• Recorded data:
::::::::::
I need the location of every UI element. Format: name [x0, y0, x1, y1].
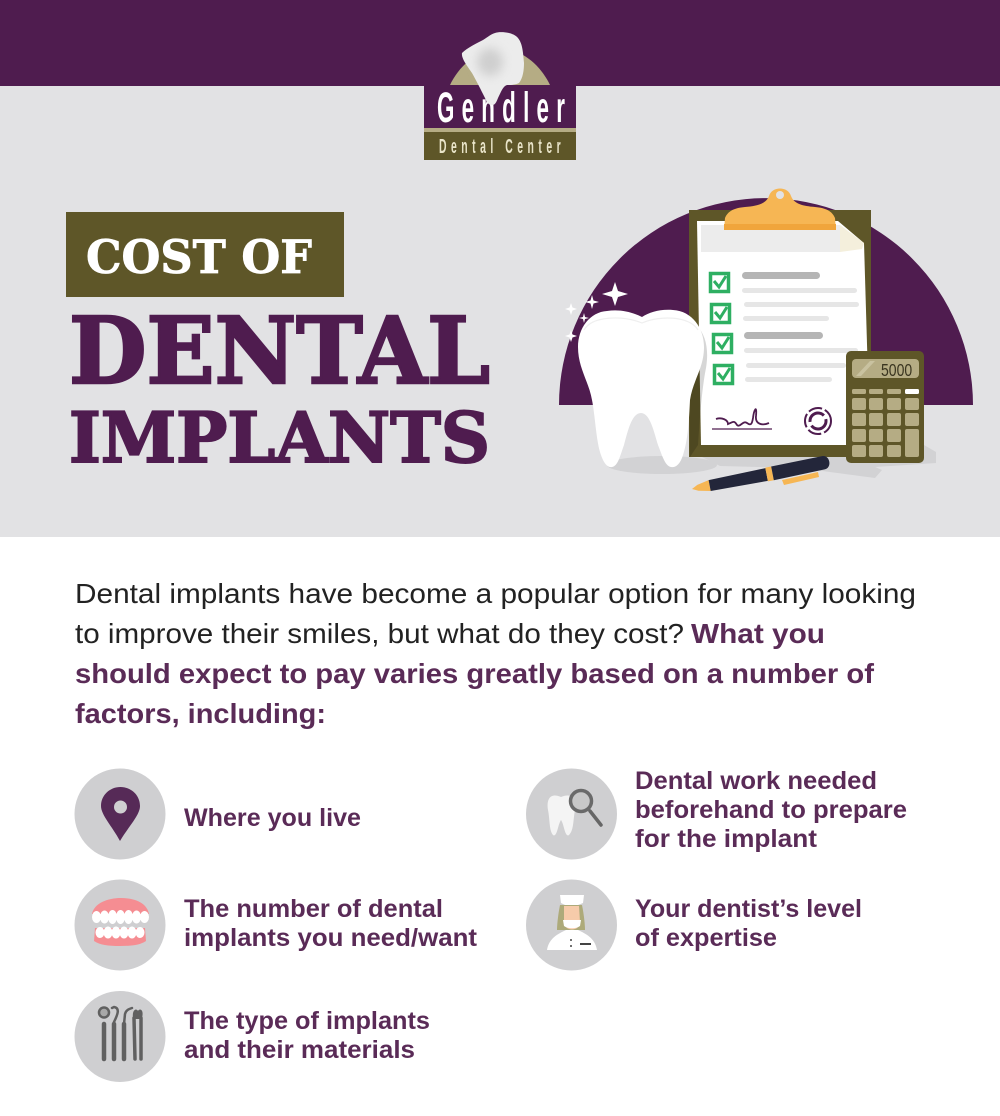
logo tooth: [462, 32, 524, 105]
intro line 2 bold: What you: [691, 618, 825, 649]
check marks: [714, 276, 730, 379]
item: number of implants: [74, 880, 478, 970]
pen clip: [782, 472, 819, 485]
title: cost of: COST OF: [86, 230, 312, 284]
item: preparatory dental work: [526, 767, 907, 860]
title: [66, 212, 490, 479]
signature: [712, 409, 772, 429]
title: dental: DENTAL: [69, 297, 490, 405]
calculator: [846, 351, 924, 463]
stamp: [805, 408, 831, 434]
title: implants: IMPLANTS: [69, 398, 490, 479]
title label box: [66, 212, 344, 297]
intro line 1: Dental implants have become a popular option for many looking: [75, 578, 916, 609]
item: preparatory dental work: beforehand to prepare: [635, 796, 907, 824]
label: The number of dental: [184, 895, 443, 923]
tooth crown shading: [584, 318, 698, 330]
intro line 4: factors, including:: [75, 698, 326, 729]
label: Your dentist’s level: [635, 895, 862, 923]
logo wordmark: Gendler: [437, 84, 565, 132]
illustration: tooth, clipboard, calculator and pen: [559, 188, 973, 496]
intro paragraph: [75, 578, 916, 729]
sparkles: [565, 282, 628, 342]
large tooth: [578, 310, 704, 467]
logo: Gendler Dental Center: [424, 32, 576, 160]
document lines: [742, 272, 859, 382]
clipboard: [689, 188, 871, 457]
item: dentist expertise: [526, 880, 862, 970]
label: Where you live: [184, 804, 361, 832]
icon: dental tools: [99, 1007, 142, 1059]
item: number of implants: implants you need/want: [184, 924, 478, 952]
pen: [691, 455, 831, 496]
paper: [697, 221, 870, 445]
tooth shadow on clipboard: [689, 326, 707, 457]
logo subline: Dental Center: [439, 137, 561, 158]
intro line 2: to improve their smiles, but what do they cost?: [75, 618, 684, 649]
icon: dentist with mask: [547, 895, 597, 950]
label: Dental work needed: [635, 767, 877, 795]
item: where you live: [74, 768, 361, 860]
clip: [724, 188, 836, 230]
icon: dentures: [92, 898, 149, 946]
icon: tooth and magnifier: [548, 790, 601, 835]
item: preparatory dental work: for the implant: [635, 825, 818, 853]
calculator display value: 5000: [881, 360, 912, 380]
purple semicircle: [559, 198, 973, 405]
label: The type of implants: [184, 1007, 430, 1035]
item: implant type: [74, 991, 430, 1082]
top purple band: [0, 0, 1000, 86]
item: implant type: and their materials: [184, 1036, 415, 1064]
hero background: [0, 86, 1000, 537]
icon: location pin: [101, 787, 140, 841]
calculator keys: [852, 389, 919, 457]
item: dentist expertise: of expertise: [635, 924, 777, 952]
checkboxes: [710, 274, 732, 384]
ground shadows: [607, 445, 936, 478]
intro line 3: should expect to pay varies greatly based on a number of: [75, 658, 875, 689]
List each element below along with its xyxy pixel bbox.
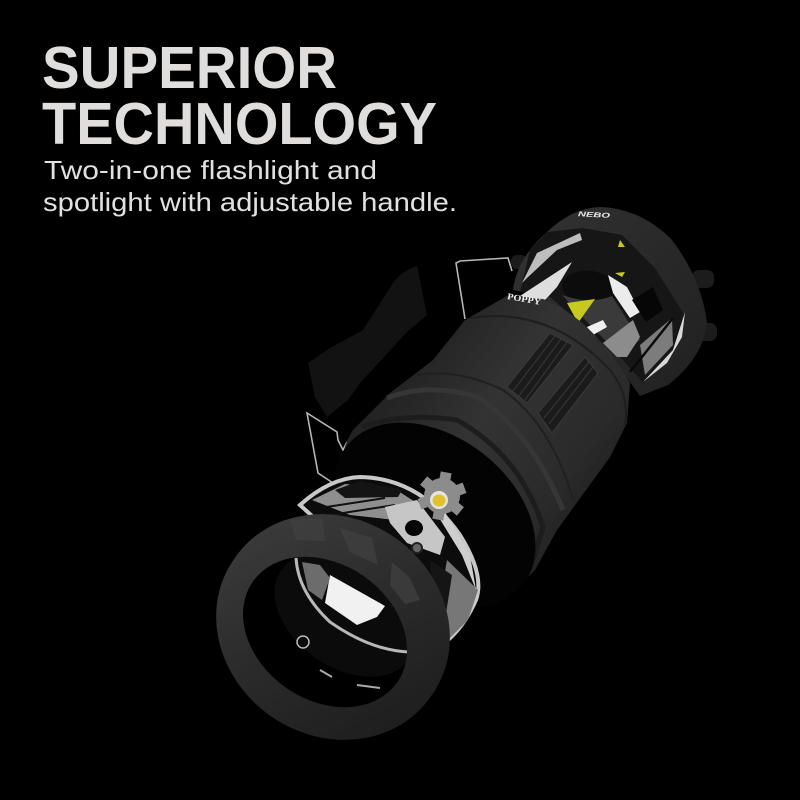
POPPY label: POPPY [507,291,542,307]
bright reflector patch [325,575,385,625]
LED halo [430,491,448,509]
LED chip [432,494,446,506]
body opening [299,385,571,645]
NEBO label: NEBO [578,211,611,220]
inner silver ring [296,558,408,652]
front bezel ring [216,514,450,740]
yellow LED strip [567,240,625,323]
title: SUPERIOR [42,35,337,101]
LED star board [418,471,466,521]
cap lens interior [520,228,685,383]
upper wire handle [456,258,512,319]
body shell [340,296,630,595]
plate hole [405,520,423,536]
lantern body [299,291,630,645]
handle strap [308,266,427,417]
star gear [418,471,466,521]
grip ribs [507,333,598,433]
lower wire handle [307,413,347,483]
plate screw [412,543,422,553]
lens screw [297,636,309,648]
chrome reflections [520,233,685,382]
subtitle: Two-in-one flashlight and [44,155,377,185]
black hole backing [211,523,439,741]
shoulder ridge [470,316,626,425]
front lens interior [211,523,439,741]
knurl highlights [290,518,420,604]
mounting plate [385,500,445,555]
cap lugs [511,255,717,341]
body bands [362,373,573,570]
reflector segments [312,481,478,640]
reflector slats [302,562,330,600]
subtitle: spotlight with adjustable handle. [43,187,457,217]
title [42,35,437,157]
chrome reflector [300,477,478,640]
title: TECHNOLOGY [42,91,437,157]
cap shell [513,207,707,396]
top cap [511,207,717,396]
dark lens disc [251,528,439,702]
subtitle [43,155,457,217]
lens lower glints [320,670,380,688]
ring body [216,514,450,740]
reflector bowl [300,477,478,640]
::::::::::
• Required work:
Retype all of the lines above exactly, leaving out the pictures.

• The result:
I need the location of every UI element. Format: name [x0, y0, x1, y1].
logo tooth: [462, 32, 524, 105]
intro line 2 bold: What you: [691, 618, 825, 649]
check marks: [714, 276, 730, 379]
item: number of implants: [74, 880, 478, 970]
pen clip: [782, 472, 819, 485]
title: cost of: COST OF: [86, 230, 312, 284]
item: preparatory dental work: [526, 767, 907, 860]
title: [66, 212, 490, 479]
signature: [712, 409, 772, 429]
title: dental: DENTAL: [69, 297, 490, 405]
calculator: [846, 351, 924, 463]
stamp: [805, 408, 831, 434]
title: implants: IMPLANTS: [69, 398, 490, 479]
title label box: [66, 212, 344, 297]
intro line 1: Dental implants have become a popular option for many looking: [75, 578, 916, 609]
item: preparatory dental work: beforehand to prepare: [635, 796, 907, 824]
label: The number of dental: [184, 895, 443, 923]
tooth crown shading: [584, 318, 698, 330]
intro line 4: factors, including:: [75, 698, 326, 729]
label: Your dentist’s level: [635, 895, 862, 923]
logo wordmark: Gendler: [437, 84, 565, 132]
illustration: tooth, clipboard, calculator and pen: [559, 188, 973, 496]
intro paragraph: [75, 578, 916, 729]
sparkles: [565, 282, 628, 342]
large tooth: [578, 310, 704, 467]
logo: Gendler Dental Center: [424, 32, 576, 160]
document lines: [742, 272, 859, 382]
clipboard: [689, 188, 871, 457]
item: dentist expertise: [526, 880, 862, 970]
label: Where you live: [184, 804, 361, 832]
icon: dental tools: [99, 1007, 142, 1059]
item: number of implants: implants you need/want: [184, 924, 478, 952]
pen: [691, 455, 831, 496]
paper: [697, 221, 870, 445]
tooth shadow on clipboard: [689, 326, 707, 457]
logo subline: Dental Center: [439, 137, 561, 158]
intro line 2: to improve their smiles, but what do they cost?: [75, 618, 684, 649]
icon: dentist with mask: [547, 895, 597, 950]
label: Dental work needed: [635, 767, 877, 795]
item: where you live: [74, 768, 361, 860]
clip: [724, 188, 836, 230]
icon: dentures: [92, 898, 149, 946]
icon: tooth and magnifier: [548, 790, 601, 835]
item: preparatory dental work: for the implant: [635, 825, 818, 853]
calculator display value: 5000: [881, 360, 912, 380]
purple semicircle: [559, 198, 973, 405]
label: The type of implants: [184, 1007, 430, 1035]
item: implant type: [74, 991, 430, 1082]
top purple band: [0, 0, 1000, 86]
item: implant type: and their materials: [184, 1036, 415, 1064]
hero background: [0, 86, 1000, 537]
icon: location pin: [101, 787, 140, 841]
calculator keys: [852, 389, 919, 457]
item: dentist expertise: of expertise: [635, 924, 777, 952]
checkboxes: [710, 274, 732, 384]
ground shadows: [607, 445, 936, 478]
intro line 3: should expect to pay varies greatly based on a number of: [75, 658, 875, 689]
List each element below along with its xyxy pixel bbox.
POPPY label: POPPY [507,291,542,307]
bright reflector patch [325,575,385,625]
LED halo [430,491,448,509]
LED chip [432,494,446,506]
body opening [299,385,571,645]
NEBO label: NEBO [578,211,611,220]
inner silver ring [296,558,408,652]
front bezel ring [216,514,450,740]
yellow LED strip [567,240,625,323]
title: SUPERIOR [42,35,337,101]
LED star board [418,471,466,521]
cap lens interior [520,228,685,383]
upper wire handle [456,258,512,319]
body shell [340,296,630,595]
plate hole [405,520,423,536]
lantern body [299,291,630,645]
handle strap [308,266,427,417]
star gear [418,471,466,521]
grip ribs [507,333,598,433]
lower wire handle [307,413,347,483]
plate screw [412,543,422,553]
lens screw [297,636,309,648]
chrome reflections [520,233,685,382]
subtitle: Two-in-one flashlight and [44,155,377,185]
black hole backing [211,523,439,741]
shoulder ridge [470,316,626,425]
front lens interior [211,523,439,741]
knurl highlights [290,518,420,604]
mounting plate [385,500,445,555]
cap lugs [511,255,717,341]
body bands [362,373,573,570]
reflector segments [312,481,478,640]
reflector slats [302,562,330,600]
subtitle: spotlight with adjustable handle. [43,187,457,217]
title [42,35,437,157]
chrome reflector [300,477,478,640]
title: TECHNOLOGY [42,91,437,157]
cap shell [513,207,707,396]
top cap [511,207,717,396]
dark lens disc [251,528,439,702]
subtitle [43,155,457,217]
lens lower glints [320,670,380,688]
ring body [216,514,450,740]
reflector bowl [300,477,478,640]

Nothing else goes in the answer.